- _Exercise_
Return the records, each one exactly as written.

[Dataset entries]
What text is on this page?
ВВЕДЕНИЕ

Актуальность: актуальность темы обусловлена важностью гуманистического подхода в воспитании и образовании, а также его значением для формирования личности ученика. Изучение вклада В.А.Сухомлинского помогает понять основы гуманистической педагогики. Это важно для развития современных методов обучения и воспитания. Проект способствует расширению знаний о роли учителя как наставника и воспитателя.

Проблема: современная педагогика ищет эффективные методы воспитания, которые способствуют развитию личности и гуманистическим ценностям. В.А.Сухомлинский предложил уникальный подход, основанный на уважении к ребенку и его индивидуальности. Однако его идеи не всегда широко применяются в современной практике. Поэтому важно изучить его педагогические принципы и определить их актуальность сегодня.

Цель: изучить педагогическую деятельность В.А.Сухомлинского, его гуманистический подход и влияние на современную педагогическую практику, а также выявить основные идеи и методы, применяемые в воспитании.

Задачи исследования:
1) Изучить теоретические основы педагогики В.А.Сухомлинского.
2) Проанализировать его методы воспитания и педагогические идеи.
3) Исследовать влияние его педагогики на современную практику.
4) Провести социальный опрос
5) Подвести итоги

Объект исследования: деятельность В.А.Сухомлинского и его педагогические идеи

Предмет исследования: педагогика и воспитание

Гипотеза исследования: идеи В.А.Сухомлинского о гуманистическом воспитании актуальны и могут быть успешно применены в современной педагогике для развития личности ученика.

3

- _Output of the exercise_
What text is on this page?
ВВЕДЕНИЕ

Актуальность: актуальность темы обусловлена важностью гуманистического подхода в воспитании и образовании, а также его значением для формирования личности ученика. Изучение вклада В.А.Сухомлинского помогает понять основы гуманистической педагогики. Это важно для развития современных методов обучения и воспитания. Проект способствует расширению знаний о роли учителя как наставника и воспитателя.

Проблема: современная педагогика ищет эффективные методы воспитания, которые способствуют развитию личности и гуманистическим ценностям. В.А.Сухомлинский предложил уникальный подход, основанный на уважении к ребенку и его индивидуальности. Однако его идеи не всегда широко применяются в современной практике. Поэтому важно изучить его педагогические принципы и определить их актуальность сегодня.

Цель: изучить педагогическую деятельность В.А.Сухомлинского, его гуманистический подход и влияние на современную педагогическую практику, а также выявить основные идеи и методы, применяемые в воспитании.

Задачи исследования:
1) Изучить теоретические основы педагогики В.А.Сухомлинского.
2) Проанализировать его методы воспитания и педагогические идеи.
3) Исследовать влияние его педагогики на современную практику.
4) Провести социальный опрос
5) Подвести итоги

Объект исследования: деятельность В.А.Сухомлинского и его педагогические идеи

Предмет исследования: педагогика и воспитание

Гипотеза исследования: идеи В.А.Сухомлинского о гуманистическом воспитании актуальны и могут быть успешно применены в современной педагогике для развития личности ученика.

3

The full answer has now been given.